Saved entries
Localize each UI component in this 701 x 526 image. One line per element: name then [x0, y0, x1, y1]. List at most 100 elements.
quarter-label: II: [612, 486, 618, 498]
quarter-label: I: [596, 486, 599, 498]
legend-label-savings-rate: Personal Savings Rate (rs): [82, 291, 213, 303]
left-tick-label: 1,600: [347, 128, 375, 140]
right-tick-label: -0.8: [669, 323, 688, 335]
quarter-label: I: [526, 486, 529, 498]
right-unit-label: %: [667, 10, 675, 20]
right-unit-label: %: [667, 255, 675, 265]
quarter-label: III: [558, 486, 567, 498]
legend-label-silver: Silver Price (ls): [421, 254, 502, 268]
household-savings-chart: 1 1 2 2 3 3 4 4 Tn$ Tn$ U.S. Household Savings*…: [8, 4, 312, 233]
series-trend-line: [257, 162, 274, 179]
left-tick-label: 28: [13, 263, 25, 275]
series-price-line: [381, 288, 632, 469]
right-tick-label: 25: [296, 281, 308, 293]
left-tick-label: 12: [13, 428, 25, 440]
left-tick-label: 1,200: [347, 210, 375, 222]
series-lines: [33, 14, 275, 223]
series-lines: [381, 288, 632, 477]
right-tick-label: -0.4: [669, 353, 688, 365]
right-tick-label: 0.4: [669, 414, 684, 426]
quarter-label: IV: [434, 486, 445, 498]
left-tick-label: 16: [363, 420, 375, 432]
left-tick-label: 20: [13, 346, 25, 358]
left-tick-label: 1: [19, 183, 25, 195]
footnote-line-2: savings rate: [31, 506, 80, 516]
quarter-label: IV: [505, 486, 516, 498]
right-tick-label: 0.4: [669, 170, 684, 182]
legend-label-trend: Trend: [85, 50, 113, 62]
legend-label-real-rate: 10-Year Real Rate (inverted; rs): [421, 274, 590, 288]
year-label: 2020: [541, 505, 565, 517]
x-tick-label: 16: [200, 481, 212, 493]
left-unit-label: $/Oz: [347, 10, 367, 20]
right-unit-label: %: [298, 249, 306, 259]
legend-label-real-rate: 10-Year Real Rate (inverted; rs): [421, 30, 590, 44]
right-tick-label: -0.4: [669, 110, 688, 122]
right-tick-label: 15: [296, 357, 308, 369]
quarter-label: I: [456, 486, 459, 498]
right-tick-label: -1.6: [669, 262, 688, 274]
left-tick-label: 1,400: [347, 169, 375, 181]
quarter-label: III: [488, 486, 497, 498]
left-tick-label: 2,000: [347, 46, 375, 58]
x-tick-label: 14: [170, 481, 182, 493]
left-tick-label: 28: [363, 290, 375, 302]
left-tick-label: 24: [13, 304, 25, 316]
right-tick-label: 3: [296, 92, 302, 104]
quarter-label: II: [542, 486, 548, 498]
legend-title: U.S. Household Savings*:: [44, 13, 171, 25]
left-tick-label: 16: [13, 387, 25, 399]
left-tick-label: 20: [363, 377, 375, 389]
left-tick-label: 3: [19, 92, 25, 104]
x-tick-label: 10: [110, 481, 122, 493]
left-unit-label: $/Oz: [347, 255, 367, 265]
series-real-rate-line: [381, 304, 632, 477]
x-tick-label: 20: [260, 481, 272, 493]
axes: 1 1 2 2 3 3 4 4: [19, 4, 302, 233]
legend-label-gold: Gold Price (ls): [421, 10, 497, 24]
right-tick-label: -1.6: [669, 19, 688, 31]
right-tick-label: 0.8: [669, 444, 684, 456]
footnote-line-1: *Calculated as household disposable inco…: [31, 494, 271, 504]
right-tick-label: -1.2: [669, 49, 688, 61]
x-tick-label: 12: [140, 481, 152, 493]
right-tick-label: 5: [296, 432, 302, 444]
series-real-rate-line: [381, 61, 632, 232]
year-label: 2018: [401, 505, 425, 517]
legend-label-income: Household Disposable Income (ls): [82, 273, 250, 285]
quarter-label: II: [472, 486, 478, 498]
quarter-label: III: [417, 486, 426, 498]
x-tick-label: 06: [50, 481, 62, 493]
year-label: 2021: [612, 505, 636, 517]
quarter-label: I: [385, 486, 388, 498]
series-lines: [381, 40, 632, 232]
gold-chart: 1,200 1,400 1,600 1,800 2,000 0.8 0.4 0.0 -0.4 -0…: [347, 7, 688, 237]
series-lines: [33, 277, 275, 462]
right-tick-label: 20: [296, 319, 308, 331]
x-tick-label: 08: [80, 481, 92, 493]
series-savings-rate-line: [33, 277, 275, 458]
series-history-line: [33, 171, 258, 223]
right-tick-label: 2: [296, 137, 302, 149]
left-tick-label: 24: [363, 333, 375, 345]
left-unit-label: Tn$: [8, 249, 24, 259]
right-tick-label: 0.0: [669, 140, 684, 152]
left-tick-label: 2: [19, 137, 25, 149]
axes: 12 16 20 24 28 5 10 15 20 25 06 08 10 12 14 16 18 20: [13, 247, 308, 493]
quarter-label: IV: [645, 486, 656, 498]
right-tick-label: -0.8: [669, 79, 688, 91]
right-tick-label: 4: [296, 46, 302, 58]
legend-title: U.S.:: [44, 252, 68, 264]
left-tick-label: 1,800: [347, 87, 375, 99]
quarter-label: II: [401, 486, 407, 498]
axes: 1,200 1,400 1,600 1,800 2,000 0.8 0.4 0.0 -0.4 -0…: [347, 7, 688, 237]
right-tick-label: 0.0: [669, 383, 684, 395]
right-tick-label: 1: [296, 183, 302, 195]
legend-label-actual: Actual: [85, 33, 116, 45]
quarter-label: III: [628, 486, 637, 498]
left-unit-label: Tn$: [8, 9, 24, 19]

PROBLEM DETAILS: Quote every line of the listing above verbatim.

RESPONSE TO THE TASK:
Localize each UI component in this 701 x 526 image. One line per element: name then [x0, y0, x1, y1]. List at most 100 elements.
quarter-label: II: [612, 486, 618, 498]
quarter-label: I: [596, 486, 599, 498]
legend-label-savings-rate: Personal Savings Rate (rs): [82, 291, 213, 303]
left-tick-label: 1,600: [347, 128, 375, 140]
right-tick-label: -0.8: [669, 323, 688, 335]
quarter-label: I: [526, 486, 529, 498]
right-unit-label: %: [667, 10, 675, 20]
right-unit-label: %: [667, 255, 675, 265]
quarter-label: III: [558, 486, 567, 498]
legend-label-silver: Silver Price (ls): [421, 254, 502, 268]
household-savings-chart: 1 1 2 2 3 3 4 4 Tn$ Tn$ U.S. Household Savings*…: [8, 4, 312, 233]
series-trend-line: [257, 162, 274, 179]
left-tick-label: 28: [13, 263, 25, 275]
series-price-line: [381, 288, 632, 469]
right-tick-label: 25: [296, 281, 308, 293]
left-tick-label: 12: [13, 428, 25, 440]
left-tick-label: 1,200: [347, 210, 375, 222]
series-lines: [33, 14, 275, 223]
series-lines: [381, 288, 632, 477]
right-tick-label: -0.4: [669, 353, 688, 365]
right-tick-label: 0.4: [669, 414, 684, 426]
quarter-label: IV: [434, 486, 445, 498]
left-tick-label: 16: [363, 420, 375, 432]
left-tick-label: 20: [13, 346, 25, 358]
left-tick-label: 1: [19, 183, 25, 195]
footnote-line-2: savings rate: [31, 506, 80, 516]
quarter-label: IV: [505, 486, 516, 498]
right-tick-label: 0.4: [669, 170, 684, 182]
legend-label-trend: Trend: [85, 50, 113, 62]
legend-label-real-rate: 10-Year Real Rate (inverted; rs): [421, 274, 590, 288]
year-label: 2020: [541, 505, 565, 517]
x-tick-label: 16: [200, 481, 212, 493]
left-unit-label: $/Oz: [347, 10, 367, 20]
right-unit-label: %: [298, 249, 306, 259]
legend-label-real-rate: 10-Year Real Rate (inverted; rs): [421, 30, 590, 44]
right-tick-label: -0.4: [669, 110, 688, 122]
right-tick-label: 15: [296, 357, 308, 369]
quarter-label: I: [456, 486, 459, 498]
right-tick-label: -1.6: [669, 262, 688, 274]
left-tick-label: 1,400: [347, 169, 375, 181]
quarter-label: III: [488, 486, 497, 498]
left-tick-label: 2,000: [347, 46, 375, 58]
x-tick-label: 14: [170, 481, 182, 493]
left-tick-label: 28: [363, 290, 375, 302]
left-tick-label: 24: [13, 304, 25, 316]
right-tick-label: 3: [296, 92, 302, 104]
quarter-label: II: [542, 486, 548, 498]
legend-title: U.S. Household Savings*:: [44, 13, 171, 25]
left-tick-label: 16: [13, 387, 25, 399]
left-tick-label: 20: [363, 377, 375, 389]
left-tick-label: 3: [19, 92, 25, 104]
x-tick-label: 10: [110, 481, 122, 493]
left-unit-label: $/Oz: [347, 255, 367, 265]
series-real-rate-line: [381, 304, 632, 477]
x-tick-label: 20: [260, 481, 272, 493]
axes: 1 1 2 2 3 3 4 4: [19, 4, 302, 233]
legend-label-gold: Gold Price (ls): [421, 10, 497, 24]
right-tick-label: -1.6: [669, 19, 688, 31]
right-tick-label: 0.8: [669, 444, 684, 456]
footnote-line-1: *Calculated as household disposable inco…: [31, 494, 271, 504]
right-tick-label: -1.2: [669, 49, 688, 61]
x-tick-label: 12: [140, 481, 152, 493]
right-tick-label: 5: [296, 432, 302, 444]
series-real-rate-line: [381, 61, 632, 232]
year-label: 2018: [401, 505, 425, 517]
legend-label-income: Household Disposable Income (ls): [82, 273, 250, 285]
quarter-label: II: [472, 486, 478, 498]
quarter-label: III: [417, 486, 426, 498]
x-tick-label: 06: [50, 481, 62, 493]
year-label: 2021: [612, 505, 636, 517]
quarter-label: I: [385, 486, 388, 498]
series-lines: [381, 40, 632, 232]
gold-chart: 1,200 1,400 1,600 1,800 2,000 0.8 0.4 0.0 -0.4 -0…: [347, 7, 688, 237]
series-lines: [33, 277, 275, 462]
right-tick-label: 20: [296, 319, 308, 331]
x-tick-label: 08: [80, 481, 92, 493]
series-savings-rate-line: [33, 277, 275, 458]
series-history-line: [33, 171, 258, 223]
right-tick-label: 2: [296, 137, 302, 149]
left-tick-label: 24: [363, 333, 375, 345]
left-unit-label: Tn$: [8, 249, 24, 259]
right-tick-label: 0.0: [669, 140, 684, 152]
left-tick-label: 2: [19, 137, 25, 149]
axes: 12 16 20 24 28 5 10 15 20 25 06 08 10 12 14 16 18 20: [13, 247, 308, 493]
quarter-label: IV: [645, 486, 656, 498]
right-tick-label: -0.8: [669, 79, 688, 91]
right-tick-label: 4: [296, 46, 302, 58]
legend-title: U.S.:: [44, 252, 68, 264]
left-tick-label: 1,800: [347, 87, 375, 99]
quarter-label: II: [401, 486, 407, 498]
axes: 1,200 1,400 1,600 1,800 2,000 0.8 0.4 0.0 -0.4 -0…: [347, 7, 688, 237]
right-tick-label: 0.0: [669, 383, 684, 395]
right-tick-label: 1: [296, 183, 302, 195]
legend-label-actual: Actual: [85, 33, 116, 45]
quarter-label: III: [628, 486, 637, 498]
left-unit-label: Tn$: [8, 9, 24, 19]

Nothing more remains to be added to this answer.